━━ RECORD EXCERPTS ━━

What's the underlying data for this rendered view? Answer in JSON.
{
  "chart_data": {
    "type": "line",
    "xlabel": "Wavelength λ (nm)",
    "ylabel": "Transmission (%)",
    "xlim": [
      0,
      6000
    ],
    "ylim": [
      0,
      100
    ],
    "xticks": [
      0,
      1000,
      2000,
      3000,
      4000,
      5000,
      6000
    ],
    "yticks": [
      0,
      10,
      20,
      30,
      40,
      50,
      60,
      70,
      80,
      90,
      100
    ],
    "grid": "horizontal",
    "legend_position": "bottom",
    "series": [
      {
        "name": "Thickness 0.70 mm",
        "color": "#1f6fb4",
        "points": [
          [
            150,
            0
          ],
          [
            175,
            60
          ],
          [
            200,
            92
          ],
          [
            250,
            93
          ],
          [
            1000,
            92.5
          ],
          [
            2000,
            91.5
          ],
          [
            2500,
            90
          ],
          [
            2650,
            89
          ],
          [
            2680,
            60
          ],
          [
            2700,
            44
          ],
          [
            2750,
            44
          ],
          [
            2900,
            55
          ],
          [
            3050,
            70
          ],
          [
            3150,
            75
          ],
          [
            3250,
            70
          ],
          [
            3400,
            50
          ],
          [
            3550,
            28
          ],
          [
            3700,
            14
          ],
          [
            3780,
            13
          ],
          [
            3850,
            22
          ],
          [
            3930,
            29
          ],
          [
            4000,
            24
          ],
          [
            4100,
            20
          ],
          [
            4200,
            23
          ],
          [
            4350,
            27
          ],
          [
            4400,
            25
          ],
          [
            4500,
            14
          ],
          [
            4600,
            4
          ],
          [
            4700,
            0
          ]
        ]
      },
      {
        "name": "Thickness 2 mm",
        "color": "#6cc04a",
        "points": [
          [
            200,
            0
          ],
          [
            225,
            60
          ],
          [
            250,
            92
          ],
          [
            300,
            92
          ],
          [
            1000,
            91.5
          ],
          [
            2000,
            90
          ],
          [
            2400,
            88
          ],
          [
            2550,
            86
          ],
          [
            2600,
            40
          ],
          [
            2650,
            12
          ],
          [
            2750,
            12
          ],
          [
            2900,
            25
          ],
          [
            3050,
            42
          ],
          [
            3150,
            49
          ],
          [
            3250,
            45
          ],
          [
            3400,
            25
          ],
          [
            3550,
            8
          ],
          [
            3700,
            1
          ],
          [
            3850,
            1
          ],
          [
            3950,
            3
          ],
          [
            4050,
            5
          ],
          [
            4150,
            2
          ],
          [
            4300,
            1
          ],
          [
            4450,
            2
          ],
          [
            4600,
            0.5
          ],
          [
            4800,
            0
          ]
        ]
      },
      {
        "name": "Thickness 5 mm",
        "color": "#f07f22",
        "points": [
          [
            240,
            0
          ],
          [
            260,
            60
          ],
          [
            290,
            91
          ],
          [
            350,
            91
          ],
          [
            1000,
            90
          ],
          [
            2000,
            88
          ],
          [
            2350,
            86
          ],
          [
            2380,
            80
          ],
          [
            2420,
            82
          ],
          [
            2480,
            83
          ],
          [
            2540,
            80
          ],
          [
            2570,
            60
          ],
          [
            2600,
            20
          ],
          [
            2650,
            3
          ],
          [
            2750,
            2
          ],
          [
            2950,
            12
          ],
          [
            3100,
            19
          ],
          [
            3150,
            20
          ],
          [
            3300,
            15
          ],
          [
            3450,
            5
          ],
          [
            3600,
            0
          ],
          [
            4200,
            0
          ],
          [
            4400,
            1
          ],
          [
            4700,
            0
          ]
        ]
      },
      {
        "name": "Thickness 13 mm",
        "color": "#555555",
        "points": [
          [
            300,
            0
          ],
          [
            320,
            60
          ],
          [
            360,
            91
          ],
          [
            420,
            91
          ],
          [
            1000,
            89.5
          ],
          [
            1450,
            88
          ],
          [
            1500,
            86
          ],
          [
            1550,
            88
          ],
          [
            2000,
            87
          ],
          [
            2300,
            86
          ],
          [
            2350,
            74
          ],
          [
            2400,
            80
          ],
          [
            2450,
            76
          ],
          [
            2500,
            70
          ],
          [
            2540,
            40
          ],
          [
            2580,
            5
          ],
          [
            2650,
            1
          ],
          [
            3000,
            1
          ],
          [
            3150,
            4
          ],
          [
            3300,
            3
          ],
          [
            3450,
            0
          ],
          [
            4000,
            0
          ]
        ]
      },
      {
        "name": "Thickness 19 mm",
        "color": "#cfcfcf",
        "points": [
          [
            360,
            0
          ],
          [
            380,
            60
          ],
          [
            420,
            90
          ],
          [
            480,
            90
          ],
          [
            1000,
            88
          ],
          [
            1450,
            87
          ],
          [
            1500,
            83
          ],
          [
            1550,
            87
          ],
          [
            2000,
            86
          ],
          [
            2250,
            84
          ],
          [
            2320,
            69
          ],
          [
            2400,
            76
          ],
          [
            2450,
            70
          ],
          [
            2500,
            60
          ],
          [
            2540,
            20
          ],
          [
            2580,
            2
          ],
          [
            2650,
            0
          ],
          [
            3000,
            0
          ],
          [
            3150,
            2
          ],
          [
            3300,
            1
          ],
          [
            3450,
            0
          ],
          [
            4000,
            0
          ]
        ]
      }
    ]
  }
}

━━━

_EXERCISE INSTRUCTIONS_: Copy out the full set of records precisely, leaving nothing out.

_SOLUTION FOR THIS TASK_:
What's the underlying data for this rendered view? Answer in JSON.
{
  "chart_data": {
    "type": "line",
    "xlabel": "Wavelength λ (nm)",
    "ylabel": "Transmission (%)",
    "xlim": [
      0,
      6000
    ],
    "ylim": [
      0,
      100
    ],
    "xticks": [
      0,
      1000,
      2000,
      3000,
      4000,
      5000,
      6000
    ],
    "yticks": [
      0,
      10,
      20,
      30,
      40,
      50,
      60,
      70,
      80,
      90,
      100
    ],
    "grid": "horizontal",
    "legend_position": "bottom",
    "series": [
      {
        "name": "Thickness 0.70 mm",
        "color": "#1f6fb4",
        "points": [
          [
            150,
            0
          ],
          [
            175,
            60
          ],
          [
            200,
            92
          ],
          [
            250,
            93
          ],
          [
            1000,
            92.5
          ],
          [
            2000,
            91.5
          ],
          [
            2500,
            90
          ],
          [
            2650,
            89
          ],
          [
            2680,
            60
          ],
          [
            2700,
            44
          ],
          [
            2750,
            44
          ],
          [
            2900,
            55
          ],
          [
            3050,
            70
          ],
          [
            3150,
            75
          ],
          [
            3250,
            70
          ],
          [
            3400,
            50
          ],
          [
            3550,
            28
          ],
          [
            3700,
            14
          ],
          [
            3780,
            13
          ],
          [
            3850,
            22
          ],
          [
            3930,
            29
          ],
          [
            4000,
            24
          ],
          [
            4100,
            20
          ],
          [
            4200,
            23
          ],
          [
            4350,
            27
          ],
          [
            4400,
            25
          ],
          [
            4500,
            14
          ],
          [
            4600,
            4
          ],
          [
            4700,
            0
          ]
        ]
      },
      {
        "name": "Thickness 2 mm",
        "color": "#6cc04a",
        "points": [
          [
            200,
            0
          ],
          [
            225,
            60
          ],
          [
            250,
            92
          ],
          [
            300,
            92
          ],
          [
            1000,
            91.5
          ],
          [
            2000,
            90
          ],
          [
            2400,
            88
          ],
          [
            2550,
            86
          ],
          [
            2600,
            40
          ],
          [
            2650,
            12
          ],
          [
            2750,
            12
          ],
          [
            2900,
            25
          ],
          [
            3050,
            42
          ],
          [
            3150,
            49
          ],
          [
            3250,
            45
          ],
          [
            3400,
            25
          ],
          [
            3550,
            8
          ],
          [
            3700,
            1
          ],
          [
            3850,
            1
          ],
          [
            3950,
            3
          ],
          [
            4050,
            5
          ],
          [
            4150,
            2
          ],
          [
            4300,
            1
          ],
          [
            4450,
            2
          ],
          [
            4600,
            0.5
          ],
          [
            4800,
            0
          ]
        ]
      },
      {
        "name": "Thickness 5 mm",
        "color": "#f07f22",
        "points": [
          [
            240,
            0
          ],
          [
            260,
            60
          ],
          [
            290,
            91
          ],
          [
            350,
            91
          ],
          [
            1000,
            90
          ],
          [
            2000,
            88
          ],
          [
            2350,
            86
          ],
          [
            2380,
            80
          ],
          [
            2420,
            82
          ],
          [
            2480,
            83
          ],
          [
            2540,
            80
          ],
          [
            2570,
            60
          ],
          [
            2600,
            20
          ],
          [
            2650,
            3
          ],
          [
            2750,
            2
          ],
          [
            2950,
            12
          ],
          [
            3100,
            19
          ],
          [
            3150,
            20
          ],
          [
            3300,
            15
          ],
          [
            3450,
            5
          ],
          [
            3600,
            0
          ],
          [
            4200,
            0
          ],
          [
            4400,
            1
          ],
          [
            4700,
            0
          ]
        ]
      },
      {
        "name": "Thickness 13 mm",
        "color": "#555555",
        "points": [
          [
            300,
            0
          ],
          [
            320,
            60
          ],
          [
            360,
            91
          ],
          [
            420,
            91
          ],
          [
            1000,
            89.5
          ],
          [
            1450,
            88
          ],
          [
            1500,
            86
          ],
          [
            1550,
            88
          ],
          [
            2000,
            87
          ],
          [
            2300,
            86
          ],
          [
            2350,
            74
          ],
          [
            2400,
            80
          ],
          [
            2450,
            76
          ],
          [
            2500,
            70
          ],
          [
            2540,
            40
          ],
          [
            2580,
            5
          ],
          [
            2650,
            1
          ],
          [
            3000,
            1
          ],
          [
            3150,
            4
          ],
          [
            3300,
            3
          ],
          [
            3450,
            0
          ],
          [
            4000,
            0
          ]
        ]
      },
      {
        "name": "Thickness 19 mm",
        "color": "#cfcfcf",
        "points": [
          [
            360,
            0
          ],
          [
            380,
            60
          ],
          [
            420,
            90
          ],
          [
            480,
            90
          ],
          [
            1000,
            88
          ],
          [
            1450,
            87
          ],
          [
            1500,
            83
          ],
          [
            1550,
            87
          ],
          [
            2000,
            86
          ],
          [
            2250,
            84
          ],
          [
            2320,
            69
          ],
          [
            2400,
            76
          ],
          [
            2450,
            70
          ],
          [
            2500,
            60
          ],
          [
            2540,
            20
          ],
          [
            2580,
            2
          ],
          [
            2650,
            0
          ],
          [
            3000,
            0
          ],
          [
            3150,
            2
          ],
          [
            3300,
            1
          ],
          [
            3450,
            0
          ],
          [
            4000,
            0
          ]
        ]
      }
    ]
  }
}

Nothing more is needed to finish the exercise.